> **Exercise brief**
Select all lines with the string "card" in them, and copy those lines.
───── Supplied records ─────
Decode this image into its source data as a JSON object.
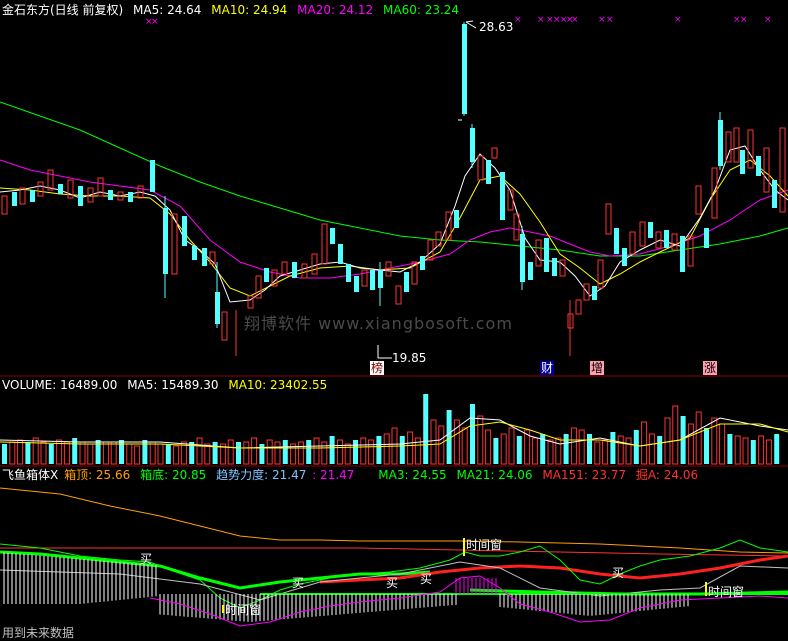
{
  "main_header": {
    "title": "金石东方(日线 前复权)",
    "ma5": "MA5: 24.64",
    "ma10": "MA10: 24.94",
    "ma20": "MA20: 24.12",
    "ma60": "MA60: 23.24"
  },
  "price_annotations": {
    "high": "28.63",
    "low": "19.85"
  },
  "event_tags": [
    "榜",
    "财",
    "增",
    "涨"
  ],
  "watermark": "翔博软件 www.xiangbosoft.com",
  "volume_header": {
    "label": "VOLUME: 16489.00",
    "ma5": "MA5: 15489.30",
    "ma10": "MA10: 23402.55"
  },
  "indicator_header": {
    "name": "飞鱼箱体X",
    "box_top": "箱顶: 25.66",
    "box_bottom": "箱底: 20.85",
    "trend": "趋势力度: 21.47",
    "trend2": ": 21.47",
    "ma3": "MA3: 24.55",
    "ma21": "MA21: 24.06",
    "ma151": "MA151: 23.77",
    "jue": "掘A: 24.06"
  },
  "indicator_labels": {
    "buy": "买",
    "time_window": "时间窗"
  },
  "footer": "用到未来数据",
  "colors": {
    "up": "#ff3232",
    "down": "#54ffff",
    "ma5": "#ffffff",
    "ma10": "#ffff00",
    "ma20": "#ff00ff",
    "ma60": "#00ff00",
    "axis": "#8b0000"
  }
}
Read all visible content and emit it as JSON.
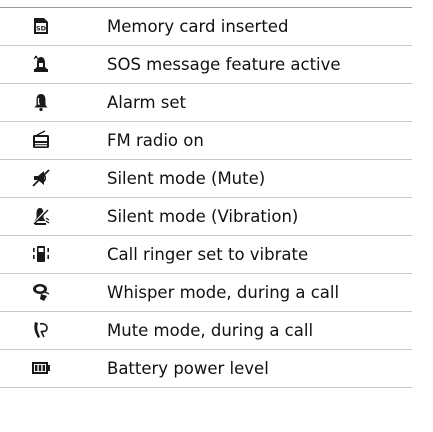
{
  "rows": [
    {
      "icon": "memory-card-icon",
      "text": "Memory card inserted"
    },
    {
      "icon": "sos-message-icon",
      "text": "SOS message feature active"
    },
    {
      "icon": "alarm-icon",
      "text": "Alarm set"
    },
    {
      "icon": "fm-radio-icon",
      "text": "FM radio on"
    },
    {
      "icon": "silent-mute-icon",
      "text": "Silent mode (Mute)"
    },
    {
      "icon": "silent-vibration-icon",
      "text": "Silent mode (Vibration)"
    },
    {
      "icon": "vibrate-ringer-icon",
      "text": "Call ringer set to vibrate"
    },
    {
      "icon": "whisper-mode-icon",
      "text": "Whisper mode, during a call"
    },
    {
      "icon": "mute-call-icon",
      "text": "Mute mode, during a call"
    },
    {
      "icon": "battery-icon",
      "text": "Battery power level"
    }
  ]
}
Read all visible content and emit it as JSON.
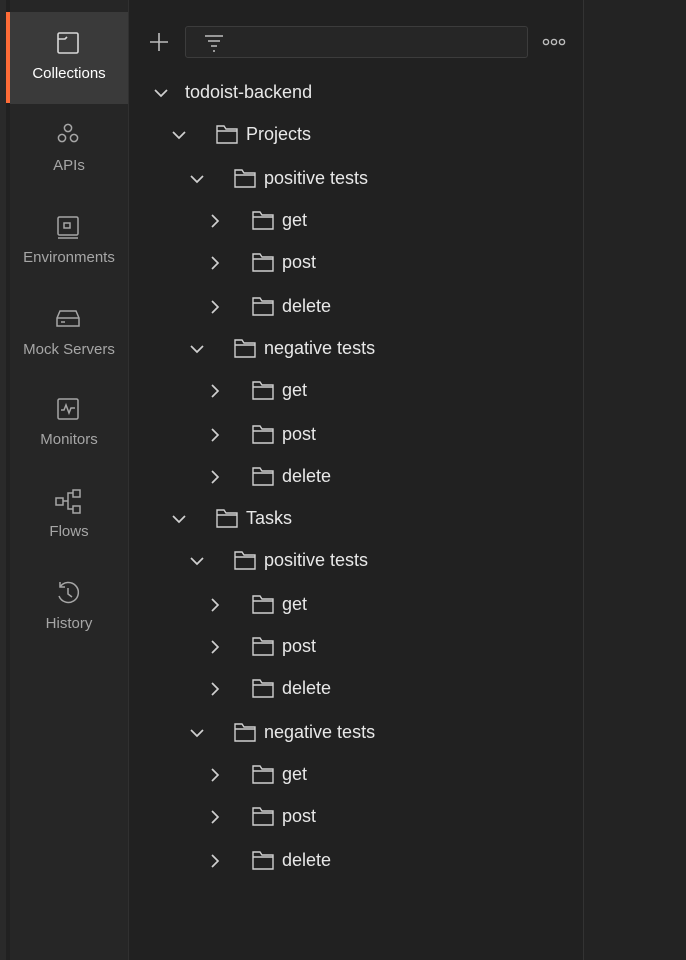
{
  "sidebar": {
    "items": [
      {
        "label": "Collections",
        "icon": "collections-icon",
        "active": true
      },
      {
        "label": "APIs",
        "icon": "apis-icon",
        "active": false
      },
      {
        "label": "Environments",
        "icon": "environments-icon",
        "active": false
      },
      {
        "label": "Mock Servers",
        "icon": "mock-servers-icon",
        "active": false
      },
      {
        "label": "Monitors",
        "icon": "monitors-icon",
        "active": false
      },
      {
        "label": "Flows",
        "icon": "flows-icon",
        "active": false
      },
      {
        "label": "History",
        "icon": "history-icon",
        "active": false
      }
    ]
  },
  "toolbar": {
    "add_icon": "plus-icon",
    "filter_icon": "filter-icon",
    "filter_value": "",
    "more_icon": "more-options-icon"
  },
  "tree": [
    {
      "label": "todoist-backend",
      "level": 0,
      "expanded": true,
      "folder": false
    },
    {
      "label": "Projects",
      "level": 1,
      "expanded": true,
      "folder": true
    },
    {
      "label": "positive tests",
      "level": 2,
      "expanded": true,
      "folder": true
    },
    {
      "label": "get",
      "level": 3,
      "expanded": false,
      "folder": true
    },
    {
      "label": "post",
      "level": 3,
      "expanded": false,
      "folder": true
    },
    {
      "label": "delete",
      "level": 3,
      "expanded": false,
      "folder": true
    },
    {
      "label": "negative tests",
      "level": 2,
      "expanded": true,
      "folder": true
    },
    {
      "label": "get",
      "level": 3,
      "expanded": false,
      "folder": true
    },
    {
      "label": "post",
      "level": 3,
      "expanded": false,
      "folder": true
    },
    {
      "label": "delete",
      "level": 3,
      "expanded": false,
      "folder": true
    },
    {
      "label": "Tasks",
      "level": 1,
      "expanded": true,
      "folder": true
    },
    {
      "label": "positive tests",
      "level": 2,
      "expanded": true,
      "folder": true
    },
    {
      "label": "get",
      "level": 3,
      "expanded": false,
      "folder": true
    },
    {
      "label": "post",
      "level": 3,
      "expanded": false,
      "folder": true
    },
    {
      "label": "delete",
      "level": 3,
      "expanded": false,
      "folder": true
    },
    {
      "label": "negative tests",
      "level": 2,
      "expanded": true,
      "folder": true
    },
    {
      "label": "get",
      "level": 3,
      "expanded": false,
      "folder": true
    },
    {
      "label": "post",
      "level": 3,
      "expanded": false,
      "folder": true
    },
    {
      "label": "delete",
      "level": 3,
      "expanded": false,
      "folder": true
    }
  ],
  "colors": {
    "accent": "#ff6c37",
    "sidebar_bg": "#262626",
    "active_bg": "#3a3a3a",
    "panel_bg": "#212121"
  }
}
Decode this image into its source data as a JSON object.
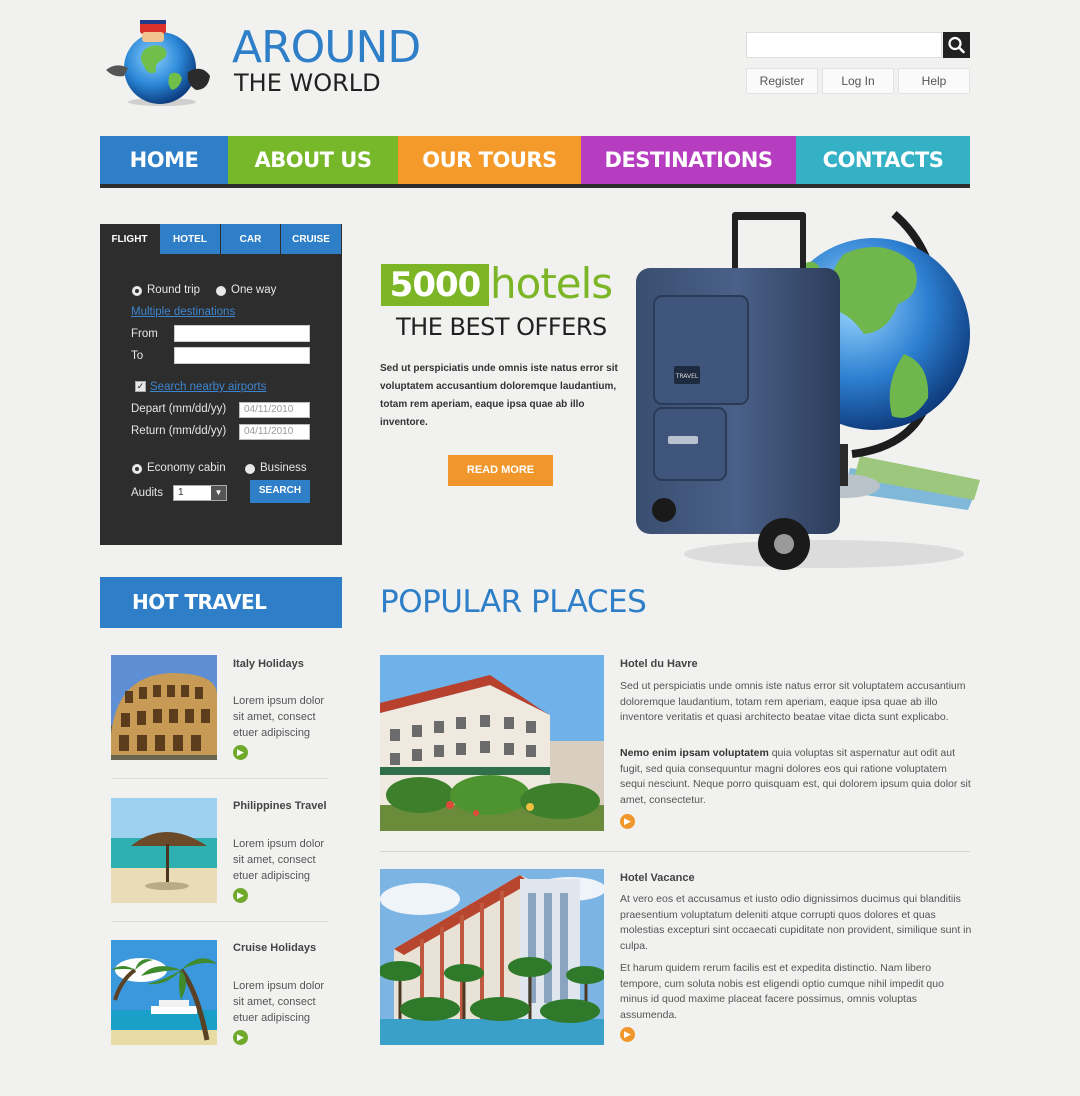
─────
> **Solution to the exercise**
      "icon": "memory-card-icon",
      "text": "Memory card inserted"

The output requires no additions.